◆ **Instruction**
Find the lines of data that contain the string "JSON", then list them.

◆ **Provided records**
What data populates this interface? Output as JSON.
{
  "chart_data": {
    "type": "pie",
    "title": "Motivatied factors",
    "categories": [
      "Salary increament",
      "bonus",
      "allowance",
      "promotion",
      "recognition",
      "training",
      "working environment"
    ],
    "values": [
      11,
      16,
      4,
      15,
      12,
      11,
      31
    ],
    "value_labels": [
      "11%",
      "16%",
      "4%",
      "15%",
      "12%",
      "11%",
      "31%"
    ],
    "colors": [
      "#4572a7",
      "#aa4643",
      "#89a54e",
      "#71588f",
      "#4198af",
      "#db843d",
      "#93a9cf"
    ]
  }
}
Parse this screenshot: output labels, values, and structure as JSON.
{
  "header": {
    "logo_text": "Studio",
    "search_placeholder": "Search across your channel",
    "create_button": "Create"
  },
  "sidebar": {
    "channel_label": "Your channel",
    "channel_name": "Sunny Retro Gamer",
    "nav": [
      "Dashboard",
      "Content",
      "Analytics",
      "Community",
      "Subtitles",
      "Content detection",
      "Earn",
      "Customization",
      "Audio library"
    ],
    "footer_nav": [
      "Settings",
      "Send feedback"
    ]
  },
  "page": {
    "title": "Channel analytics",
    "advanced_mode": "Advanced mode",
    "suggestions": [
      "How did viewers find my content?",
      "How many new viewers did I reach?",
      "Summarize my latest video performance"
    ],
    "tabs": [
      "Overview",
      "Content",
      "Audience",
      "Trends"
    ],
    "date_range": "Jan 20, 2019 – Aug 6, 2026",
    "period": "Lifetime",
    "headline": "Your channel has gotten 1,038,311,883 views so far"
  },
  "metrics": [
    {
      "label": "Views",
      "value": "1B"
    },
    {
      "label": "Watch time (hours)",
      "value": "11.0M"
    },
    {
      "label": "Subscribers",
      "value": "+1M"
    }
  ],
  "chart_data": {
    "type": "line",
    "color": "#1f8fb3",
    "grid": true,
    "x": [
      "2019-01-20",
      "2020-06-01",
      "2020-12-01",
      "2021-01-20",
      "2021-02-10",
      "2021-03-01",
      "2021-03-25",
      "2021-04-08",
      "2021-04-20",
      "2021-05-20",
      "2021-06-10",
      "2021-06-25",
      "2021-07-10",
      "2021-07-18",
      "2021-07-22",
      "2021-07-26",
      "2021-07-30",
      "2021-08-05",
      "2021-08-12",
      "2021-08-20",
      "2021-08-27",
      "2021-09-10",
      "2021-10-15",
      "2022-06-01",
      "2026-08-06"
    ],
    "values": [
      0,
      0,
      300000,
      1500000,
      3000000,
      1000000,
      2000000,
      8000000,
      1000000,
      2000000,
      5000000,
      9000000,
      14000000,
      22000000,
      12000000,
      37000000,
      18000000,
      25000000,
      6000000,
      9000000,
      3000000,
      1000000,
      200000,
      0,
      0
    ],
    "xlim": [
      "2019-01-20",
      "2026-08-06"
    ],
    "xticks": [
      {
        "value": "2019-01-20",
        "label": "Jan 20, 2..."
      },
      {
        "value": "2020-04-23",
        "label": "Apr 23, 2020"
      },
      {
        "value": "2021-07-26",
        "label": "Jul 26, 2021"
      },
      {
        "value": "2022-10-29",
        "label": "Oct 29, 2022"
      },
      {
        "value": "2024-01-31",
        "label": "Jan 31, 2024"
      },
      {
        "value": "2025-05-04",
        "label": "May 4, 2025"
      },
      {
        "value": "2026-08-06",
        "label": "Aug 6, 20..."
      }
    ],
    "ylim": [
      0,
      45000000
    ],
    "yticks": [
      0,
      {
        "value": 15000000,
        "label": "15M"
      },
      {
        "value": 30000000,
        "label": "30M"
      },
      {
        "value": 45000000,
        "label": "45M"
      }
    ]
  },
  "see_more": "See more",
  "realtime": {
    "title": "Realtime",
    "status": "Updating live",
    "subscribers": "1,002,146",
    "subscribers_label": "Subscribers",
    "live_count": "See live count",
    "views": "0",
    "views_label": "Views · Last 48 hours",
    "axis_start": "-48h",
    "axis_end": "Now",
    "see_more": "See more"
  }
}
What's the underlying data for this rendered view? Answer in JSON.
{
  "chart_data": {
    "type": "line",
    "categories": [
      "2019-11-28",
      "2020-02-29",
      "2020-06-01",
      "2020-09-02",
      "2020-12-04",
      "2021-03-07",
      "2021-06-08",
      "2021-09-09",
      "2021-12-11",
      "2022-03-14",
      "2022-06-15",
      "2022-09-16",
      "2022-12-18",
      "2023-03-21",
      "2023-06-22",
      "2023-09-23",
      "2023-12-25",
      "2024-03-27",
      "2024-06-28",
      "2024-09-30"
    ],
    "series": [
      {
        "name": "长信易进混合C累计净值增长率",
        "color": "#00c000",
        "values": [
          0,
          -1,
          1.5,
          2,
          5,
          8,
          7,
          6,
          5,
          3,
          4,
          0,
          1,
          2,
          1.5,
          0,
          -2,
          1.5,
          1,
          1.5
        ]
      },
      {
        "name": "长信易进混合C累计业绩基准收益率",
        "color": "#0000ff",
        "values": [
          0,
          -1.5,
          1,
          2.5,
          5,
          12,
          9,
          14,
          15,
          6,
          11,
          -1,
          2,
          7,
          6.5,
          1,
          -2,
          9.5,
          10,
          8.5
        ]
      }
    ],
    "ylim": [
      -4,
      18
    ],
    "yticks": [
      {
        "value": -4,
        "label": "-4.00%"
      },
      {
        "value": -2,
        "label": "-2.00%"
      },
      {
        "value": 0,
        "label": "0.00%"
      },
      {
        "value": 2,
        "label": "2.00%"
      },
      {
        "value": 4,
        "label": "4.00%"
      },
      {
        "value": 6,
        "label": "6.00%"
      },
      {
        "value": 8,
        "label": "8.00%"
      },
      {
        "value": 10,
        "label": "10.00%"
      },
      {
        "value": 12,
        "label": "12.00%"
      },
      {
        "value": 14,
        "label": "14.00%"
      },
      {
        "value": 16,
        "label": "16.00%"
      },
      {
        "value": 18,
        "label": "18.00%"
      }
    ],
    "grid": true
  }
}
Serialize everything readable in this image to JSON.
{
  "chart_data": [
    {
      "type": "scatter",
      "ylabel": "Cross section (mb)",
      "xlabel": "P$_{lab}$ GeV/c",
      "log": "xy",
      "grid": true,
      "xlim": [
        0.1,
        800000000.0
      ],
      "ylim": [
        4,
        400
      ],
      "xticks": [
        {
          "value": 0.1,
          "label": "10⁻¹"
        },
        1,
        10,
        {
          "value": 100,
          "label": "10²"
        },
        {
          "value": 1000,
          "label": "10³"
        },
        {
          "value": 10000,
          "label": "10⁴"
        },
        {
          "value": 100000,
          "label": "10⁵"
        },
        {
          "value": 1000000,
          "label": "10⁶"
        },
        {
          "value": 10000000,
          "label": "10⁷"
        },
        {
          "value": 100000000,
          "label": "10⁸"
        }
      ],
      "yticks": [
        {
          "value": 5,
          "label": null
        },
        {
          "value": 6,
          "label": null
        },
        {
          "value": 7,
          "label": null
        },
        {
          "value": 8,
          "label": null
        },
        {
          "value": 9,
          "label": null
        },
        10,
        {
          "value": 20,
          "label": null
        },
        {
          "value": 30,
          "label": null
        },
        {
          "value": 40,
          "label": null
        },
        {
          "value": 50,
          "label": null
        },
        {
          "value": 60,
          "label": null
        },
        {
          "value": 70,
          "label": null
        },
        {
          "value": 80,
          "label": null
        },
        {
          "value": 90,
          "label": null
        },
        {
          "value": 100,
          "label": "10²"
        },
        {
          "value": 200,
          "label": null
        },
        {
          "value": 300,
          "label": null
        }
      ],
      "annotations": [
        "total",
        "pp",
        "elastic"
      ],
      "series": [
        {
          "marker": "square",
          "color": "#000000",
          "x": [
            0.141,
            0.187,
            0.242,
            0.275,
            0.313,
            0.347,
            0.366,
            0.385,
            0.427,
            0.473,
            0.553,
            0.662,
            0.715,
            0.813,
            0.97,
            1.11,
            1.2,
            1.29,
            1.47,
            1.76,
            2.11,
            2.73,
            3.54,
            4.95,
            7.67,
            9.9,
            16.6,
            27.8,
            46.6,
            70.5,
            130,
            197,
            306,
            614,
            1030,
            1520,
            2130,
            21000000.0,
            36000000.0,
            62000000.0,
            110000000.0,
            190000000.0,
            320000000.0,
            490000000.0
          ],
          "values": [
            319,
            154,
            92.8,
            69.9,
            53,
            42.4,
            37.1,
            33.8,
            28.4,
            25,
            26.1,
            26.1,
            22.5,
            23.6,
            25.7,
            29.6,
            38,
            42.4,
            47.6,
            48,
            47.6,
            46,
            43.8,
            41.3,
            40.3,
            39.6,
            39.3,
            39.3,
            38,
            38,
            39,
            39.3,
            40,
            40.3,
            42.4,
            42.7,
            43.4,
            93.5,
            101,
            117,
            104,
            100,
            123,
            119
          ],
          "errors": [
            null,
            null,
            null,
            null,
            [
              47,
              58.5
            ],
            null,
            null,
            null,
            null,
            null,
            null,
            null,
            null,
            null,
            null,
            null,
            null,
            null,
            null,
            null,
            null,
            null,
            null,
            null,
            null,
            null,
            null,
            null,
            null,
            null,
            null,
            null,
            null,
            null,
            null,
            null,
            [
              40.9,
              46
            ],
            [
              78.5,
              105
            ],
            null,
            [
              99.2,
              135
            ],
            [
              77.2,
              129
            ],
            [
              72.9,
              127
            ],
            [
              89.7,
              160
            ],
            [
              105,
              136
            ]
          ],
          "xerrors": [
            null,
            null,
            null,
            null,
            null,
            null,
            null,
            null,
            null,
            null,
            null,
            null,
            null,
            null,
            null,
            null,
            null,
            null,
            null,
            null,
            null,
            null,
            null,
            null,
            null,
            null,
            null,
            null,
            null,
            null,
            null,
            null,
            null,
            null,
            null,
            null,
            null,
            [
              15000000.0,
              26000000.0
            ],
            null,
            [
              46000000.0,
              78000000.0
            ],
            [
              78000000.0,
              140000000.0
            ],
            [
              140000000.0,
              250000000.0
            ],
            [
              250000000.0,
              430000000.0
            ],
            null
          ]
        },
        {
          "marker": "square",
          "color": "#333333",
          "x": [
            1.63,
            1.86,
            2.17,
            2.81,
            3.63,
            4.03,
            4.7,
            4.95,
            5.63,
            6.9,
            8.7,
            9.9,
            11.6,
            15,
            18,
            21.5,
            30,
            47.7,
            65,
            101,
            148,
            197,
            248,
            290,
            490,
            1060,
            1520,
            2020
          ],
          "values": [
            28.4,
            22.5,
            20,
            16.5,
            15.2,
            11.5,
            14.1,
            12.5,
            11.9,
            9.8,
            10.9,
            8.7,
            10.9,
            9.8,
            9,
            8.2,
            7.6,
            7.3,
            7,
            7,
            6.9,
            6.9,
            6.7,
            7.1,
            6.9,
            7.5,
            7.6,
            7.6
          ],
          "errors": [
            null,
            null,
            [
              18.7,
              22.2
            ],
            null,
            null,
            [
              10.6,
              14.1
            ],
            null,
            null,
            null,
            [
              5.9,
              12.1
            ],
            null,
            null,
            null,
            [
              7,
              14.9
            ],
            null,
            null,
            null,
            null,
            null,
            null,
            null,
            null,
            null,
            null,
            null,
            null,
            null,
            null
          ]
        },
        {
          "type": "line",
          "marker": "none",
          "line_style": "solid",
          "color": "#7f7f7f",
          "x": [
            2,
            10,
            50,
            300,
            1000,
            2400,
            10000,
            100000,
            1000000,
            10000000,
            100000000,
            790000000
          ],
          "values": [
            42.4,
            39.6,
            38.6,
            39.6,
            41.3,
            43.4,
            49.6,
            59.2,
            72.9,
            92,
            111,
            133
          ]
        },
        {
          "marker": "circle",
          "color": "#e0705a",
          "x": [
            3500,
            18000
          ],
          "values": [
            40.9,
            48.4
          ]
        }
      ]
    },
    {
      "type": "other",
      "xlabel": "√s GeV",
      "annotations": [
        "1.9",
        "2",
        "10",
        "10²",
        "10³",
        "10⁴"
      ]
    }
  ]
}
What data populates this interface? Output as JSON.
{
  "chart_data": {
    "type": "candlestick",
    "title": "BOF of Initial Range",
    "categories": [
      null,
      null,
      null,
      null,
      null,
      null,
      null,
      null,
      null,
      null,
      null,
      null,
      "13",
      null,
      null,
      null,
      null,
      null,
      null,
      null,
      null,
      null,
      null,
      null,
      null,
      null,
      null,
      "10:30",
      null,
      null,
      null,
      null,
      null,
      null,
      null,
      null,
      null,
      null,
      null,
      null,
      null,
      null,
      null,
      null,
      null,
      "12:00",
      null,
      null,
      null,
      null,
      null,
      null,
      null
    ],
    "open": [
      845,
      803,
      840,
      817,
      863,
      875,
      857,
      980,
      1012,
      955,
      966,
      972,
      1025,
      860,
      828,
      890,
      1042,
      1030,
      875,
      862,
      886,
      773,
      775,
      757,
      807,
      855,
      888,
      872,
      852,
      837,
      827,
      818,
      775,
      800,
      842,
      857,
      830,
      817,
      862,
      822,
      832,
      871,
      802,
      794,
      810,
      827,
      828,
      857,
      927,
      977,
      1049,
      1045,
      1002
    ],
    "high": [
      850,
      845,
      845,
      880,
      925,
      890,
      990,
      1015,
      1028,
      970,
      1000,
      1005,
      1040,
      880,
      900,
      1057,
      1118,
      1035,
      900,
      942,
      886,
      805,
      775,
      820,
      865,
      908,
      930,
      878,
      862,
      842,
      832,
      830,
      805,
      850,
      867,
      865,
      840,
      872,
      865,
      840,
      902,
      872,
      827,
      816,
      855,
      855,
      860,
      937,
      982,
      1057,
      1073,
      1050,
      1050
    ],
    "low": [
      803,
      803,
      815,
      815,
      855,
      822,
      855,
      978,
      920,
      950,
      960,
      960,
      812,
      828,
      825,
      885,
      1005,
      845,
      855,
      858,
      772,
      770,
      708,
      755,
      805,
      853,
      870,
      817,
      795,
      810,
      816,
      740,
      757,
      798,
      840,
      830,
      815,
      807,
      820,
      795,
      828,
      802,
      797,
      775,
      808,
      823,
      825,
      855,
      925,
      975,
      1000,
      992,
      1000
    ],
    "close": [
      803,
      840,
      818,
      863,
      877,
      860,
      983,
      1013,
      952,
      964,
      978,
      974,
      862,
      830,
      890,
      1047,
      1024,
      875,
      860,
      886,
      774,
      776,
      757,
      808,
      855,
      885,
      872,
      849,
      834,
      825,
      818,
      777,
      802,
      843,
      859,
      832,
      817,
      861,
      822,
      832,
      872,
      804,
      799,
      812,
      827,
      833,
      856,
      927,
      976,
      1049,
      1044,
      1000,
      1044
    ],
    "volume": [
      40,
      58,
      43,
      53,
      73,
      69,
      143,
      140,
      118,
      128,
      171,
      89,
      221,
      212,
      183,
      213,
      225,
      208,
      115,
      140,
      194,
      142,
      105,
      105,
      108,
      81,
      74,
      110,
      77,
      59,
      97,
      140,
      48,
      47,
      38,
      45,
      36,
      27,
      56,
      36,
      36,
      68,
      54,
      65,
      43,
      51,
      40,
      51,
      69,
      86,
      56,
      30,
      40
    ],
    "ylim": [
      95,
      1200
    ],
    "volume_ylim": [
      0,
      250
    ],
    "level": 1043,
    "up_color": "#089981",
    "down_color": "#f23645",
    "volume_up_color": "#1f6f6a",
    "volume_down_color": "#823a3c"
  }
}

◆ **Output for this task**
What data populates this interface? Output as JSON.
Parse this screenshot: output labels, values, and structure as JSON.
What's the underlying data for this rendered view? Answer in JSON.
Serialize everything readable in this image to JSON.
What data populates this interface? Output as JSON.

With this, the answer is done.